## Given instruction
Write out the whole of the material exactly.

Figure record listings
===
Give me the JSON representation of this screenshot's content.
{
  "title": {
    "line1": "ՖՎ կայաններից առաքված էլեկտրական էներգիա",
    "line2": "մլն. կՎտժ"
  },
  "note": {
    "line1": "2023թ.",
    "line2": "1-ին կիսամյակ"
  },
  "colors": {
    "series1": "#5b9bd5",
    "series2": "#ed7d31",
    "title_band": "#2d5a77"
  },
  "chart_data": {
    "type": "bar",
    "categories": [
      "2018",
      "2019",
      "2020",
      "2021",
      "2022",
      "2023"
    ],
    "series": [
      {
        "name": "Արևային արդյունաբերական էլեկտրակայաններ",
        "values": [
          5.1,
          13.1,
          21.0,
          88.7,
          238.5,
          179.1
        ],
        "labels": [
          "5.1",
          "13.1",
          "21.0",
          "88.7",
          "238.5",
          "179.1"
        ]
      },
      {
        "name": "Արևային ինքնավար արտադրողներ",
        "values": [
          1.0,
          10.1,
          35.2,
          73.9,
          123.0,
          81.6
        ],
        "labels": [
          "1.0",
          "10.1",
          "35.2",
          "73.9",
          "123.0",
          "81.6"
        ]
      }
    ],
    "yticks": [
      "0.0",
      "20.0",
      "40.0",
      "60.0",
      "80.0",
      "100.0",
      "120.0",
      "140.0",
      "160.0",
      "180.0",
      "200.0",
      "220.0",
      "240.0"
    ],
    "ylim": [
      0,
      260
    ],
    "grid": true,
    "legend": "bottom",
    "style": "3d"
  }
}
===
## Problem solution
Give me the JSON representation of this screenshot's content.
{
  "title": {
    "line1": "ՖՎ կայաններից առաքված էլեկտրական էներգիա",
    "line2": "մլն. կՎտժ"
  },
  "note": {
    "line1": "2023թ.",
    "line2": "1-ին կիսամյակ"
  },
  "colors": {
    "series1": "#5b9bd5",
    "series2": "#ed7d31",
    "title_band": "#2d5a77"
  },
  "chart_data": {
    "type": "bar",
    "categories": [
      "2018",
      "2019",
      "2020",
      "2021",
      "2022",
      "2023"
    ],
    "series": [
      {
        "name": "Արևային արդյունաբերական էլեկտրակայաններ",
        "values": [
          5.1,
          13.1,
          21.0,
          88.7,
          238.5,
          179.1
        ],
        "labels": [
          "5.1",
          "13.1",
          "21.0",
          "88.7",
          "238.5",
          "179.1"
        ]
      },
      {
        "name": "Արևային ինքնավար արտադրողներ",
        "values": [
          1.0,
          10.1,
          35.2,
          73.9,
          123.0,
          81.6
        ],
        "labels": [
          "1.0",
          "10.1",
          "35.2",
          "73.9",
          "123.0",
          "81.6"
        ]
      }
    ],
    "yticks": [
      "0.0",
      "20.0",
      "40.0",
      "60.0",
      "80.0",
      "100.0",
      "120.0",
      "140.0",
      "160.0",
      "180.0",
      "200.0",
      "220.0",
      "240.0"
    ],
    "ylim": [
      0,
      260
    ],
    "grid": true,
    "legend": "bottom",
    "style": "3d"
  }
}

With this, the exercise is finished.